━━━ DATASET RECORDS
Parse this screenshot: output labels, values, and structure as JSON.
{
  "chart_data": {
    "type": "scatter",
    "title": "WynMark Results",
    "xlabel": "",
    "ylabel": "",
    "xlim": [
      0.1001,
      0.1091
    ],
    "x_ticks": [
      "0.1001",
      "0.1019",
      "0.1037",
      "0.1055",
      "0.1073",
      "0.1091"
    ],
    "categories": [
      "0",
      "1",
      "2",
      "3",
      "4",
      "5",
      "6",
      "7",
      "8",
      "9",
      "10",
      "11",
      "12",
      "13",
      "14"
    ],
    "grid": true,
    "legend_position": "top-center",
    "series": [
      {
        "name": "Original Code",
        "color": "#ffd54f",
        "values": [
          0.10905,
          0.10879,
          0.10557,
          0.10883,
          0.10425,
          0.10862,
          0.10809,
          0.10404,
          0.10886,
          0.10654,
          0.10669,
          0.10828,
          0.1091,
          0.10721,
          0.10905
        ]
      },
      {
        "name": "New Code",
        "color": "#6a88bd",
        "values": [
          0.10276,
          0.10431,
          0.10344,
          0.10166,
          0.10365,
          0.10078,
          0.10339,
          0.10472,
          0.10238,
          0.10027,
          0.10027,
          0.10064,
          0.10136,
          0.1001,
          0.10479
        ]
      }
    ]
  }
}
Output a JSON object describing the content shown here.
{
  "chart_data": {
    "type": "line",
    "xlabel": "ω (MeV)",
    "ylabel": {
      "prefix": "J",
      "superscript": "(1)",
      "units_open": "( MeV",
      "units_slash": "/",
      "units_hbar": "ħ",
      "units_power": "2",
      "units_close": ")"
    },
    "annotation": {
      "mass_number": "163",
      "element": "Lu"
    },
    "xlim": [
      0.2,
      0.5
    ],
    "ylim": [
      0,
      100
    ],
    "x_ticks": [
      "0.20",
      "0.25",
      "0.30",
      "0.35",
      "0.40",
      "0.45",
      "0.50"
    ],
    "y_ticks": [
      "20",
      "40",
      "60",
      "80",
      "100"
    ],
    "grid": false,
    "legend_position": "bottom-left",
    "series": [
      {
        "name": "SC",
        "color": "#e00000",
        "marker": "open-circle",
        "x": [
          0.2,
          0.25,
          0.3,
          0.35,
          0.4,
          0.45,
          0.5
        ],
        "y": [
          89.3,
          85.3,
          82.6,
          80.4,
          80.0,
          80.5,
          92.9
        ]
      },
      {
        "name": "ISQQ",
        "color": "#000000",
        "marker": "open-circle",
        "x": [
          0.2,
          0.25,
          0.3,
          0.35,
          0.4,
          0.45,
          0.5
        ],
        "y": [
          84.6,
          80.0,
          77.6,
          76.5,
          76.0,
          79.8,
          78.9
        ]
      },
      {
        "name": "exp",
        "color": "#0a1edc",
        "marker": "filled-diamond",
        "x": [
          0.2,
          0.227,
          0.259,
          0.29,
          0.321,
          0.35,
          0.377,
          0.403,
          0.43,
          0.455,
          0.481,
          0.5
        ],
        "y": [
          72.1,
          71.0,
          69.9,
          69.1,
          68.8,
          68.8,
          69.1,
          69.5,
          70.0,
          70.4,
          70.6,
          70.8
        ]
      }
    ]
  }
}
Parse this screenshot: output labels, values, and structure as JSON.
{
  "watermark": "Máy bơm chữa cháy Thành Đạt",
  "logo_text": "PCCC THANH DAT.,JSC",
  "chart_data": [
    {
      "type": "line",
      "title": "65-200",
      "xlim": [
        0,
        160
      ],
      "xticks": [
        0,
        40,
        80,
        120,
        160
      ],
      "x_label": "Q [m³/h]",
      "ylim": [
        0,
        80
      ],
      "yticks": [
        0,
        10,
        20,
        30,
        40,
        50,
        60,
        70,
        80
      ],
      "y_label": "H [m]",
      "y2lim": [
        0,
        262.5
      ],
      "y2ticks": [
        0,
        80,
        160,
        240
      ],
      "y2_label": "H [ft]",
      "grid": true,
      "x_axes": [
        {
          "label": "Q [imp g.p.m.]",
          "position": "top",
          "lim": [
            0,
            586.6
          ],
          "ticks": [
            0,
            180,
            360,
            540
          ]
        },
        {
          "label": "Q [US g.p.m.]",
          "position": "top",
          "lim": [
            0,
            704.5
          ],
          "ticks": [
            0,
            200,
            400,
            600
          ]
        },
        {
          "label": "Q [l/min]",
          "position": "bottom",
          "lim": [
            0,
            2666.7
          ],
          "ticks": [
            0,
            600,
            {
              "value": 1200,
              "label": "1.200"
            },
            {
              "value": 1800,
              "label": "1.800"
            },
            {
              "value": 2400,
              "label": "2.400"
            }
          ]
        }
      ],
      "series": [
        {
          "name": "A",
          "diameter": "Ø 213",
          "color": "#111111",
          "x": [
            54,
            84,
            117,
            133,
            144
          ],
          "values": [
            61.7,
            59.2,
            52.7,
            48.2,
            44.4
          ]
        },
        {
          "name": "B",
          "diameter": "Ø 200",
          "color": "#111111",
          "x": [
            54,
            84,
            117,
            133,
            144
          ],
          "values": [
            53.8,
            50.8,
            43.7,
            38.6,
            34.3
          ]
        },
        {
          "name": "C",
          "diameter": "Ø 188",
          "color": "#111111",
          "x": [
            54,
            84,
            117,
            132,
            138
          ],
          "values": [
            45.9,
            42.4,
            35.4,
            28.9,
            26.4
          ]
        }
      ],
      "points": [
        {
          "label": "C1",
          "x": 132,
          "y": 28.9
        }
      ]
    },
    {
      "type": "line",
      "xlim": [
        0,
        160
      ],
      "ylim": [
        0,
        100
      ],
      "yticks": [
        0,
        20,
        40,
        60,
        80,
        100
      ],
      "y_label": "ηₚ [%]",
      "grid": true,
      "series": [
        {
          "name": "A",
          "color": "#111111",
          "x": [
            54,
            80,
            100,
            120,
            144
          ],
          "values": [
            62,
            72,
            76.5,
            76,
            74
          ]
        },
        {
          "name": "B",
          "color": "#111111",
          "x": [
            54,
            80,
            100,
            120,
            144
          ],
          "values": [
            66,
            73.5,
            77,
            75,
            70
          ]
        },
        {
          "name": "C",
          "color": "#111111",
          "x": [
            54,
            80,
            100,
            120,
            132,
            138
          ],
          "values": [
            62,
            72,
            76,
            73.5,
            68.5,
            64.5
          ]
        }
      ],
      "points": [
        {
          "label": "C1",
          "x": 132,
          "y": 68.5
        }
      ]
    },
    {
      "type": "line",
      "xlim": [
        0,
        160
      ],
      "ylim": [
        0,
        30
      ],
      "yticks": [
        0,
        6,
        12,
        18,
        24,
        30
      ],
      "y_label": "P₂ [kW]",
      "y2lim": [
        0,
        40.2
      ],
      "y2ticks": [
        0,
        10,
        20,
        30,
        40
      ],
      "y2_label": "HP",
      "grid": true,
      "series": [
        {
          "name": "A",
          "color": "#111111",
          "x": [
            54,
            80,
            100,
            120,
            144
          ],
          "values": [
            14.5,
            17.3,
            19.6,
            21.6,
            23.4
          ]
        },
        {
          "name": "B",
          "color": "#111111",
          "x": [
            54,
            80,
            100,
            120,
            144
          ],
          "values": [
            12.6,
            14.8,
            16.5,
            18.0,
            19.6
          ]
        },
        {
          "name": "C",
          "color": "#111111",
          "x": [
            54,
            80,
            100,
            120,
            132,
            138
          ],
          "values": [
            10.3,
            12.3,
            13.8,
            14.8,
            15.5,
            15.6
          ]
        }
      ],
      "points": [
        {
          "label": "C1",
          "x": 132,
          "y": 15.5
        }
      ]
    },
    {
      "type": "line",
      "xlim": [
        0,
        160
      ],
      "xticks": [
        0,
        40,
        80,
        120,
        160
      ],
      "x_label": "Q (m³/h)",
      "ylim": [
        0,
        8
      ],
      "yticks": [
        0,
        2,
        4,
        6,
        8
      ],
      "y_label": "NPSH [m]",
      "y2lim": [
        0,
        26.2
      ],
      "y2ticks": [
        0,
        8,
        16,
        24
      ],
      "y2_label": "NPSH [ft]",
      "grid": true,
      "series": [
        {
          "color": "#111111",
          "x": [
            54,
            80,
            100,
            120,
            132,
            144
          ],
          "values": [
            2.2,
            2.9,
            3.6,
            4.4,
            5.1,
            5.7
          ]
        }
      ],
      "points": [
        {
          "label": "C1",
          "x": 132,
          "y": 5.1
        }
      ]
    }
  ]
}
━━━━━━
* [WHAT YOU WILL DO]
Look through the data above. Find each line with the string "diameter" and copy it.

* [OUTPUT BELOW]
          "diameter": "Ø 213",
          "diameter": "Ø 200",
          "diameter": "Ø 188",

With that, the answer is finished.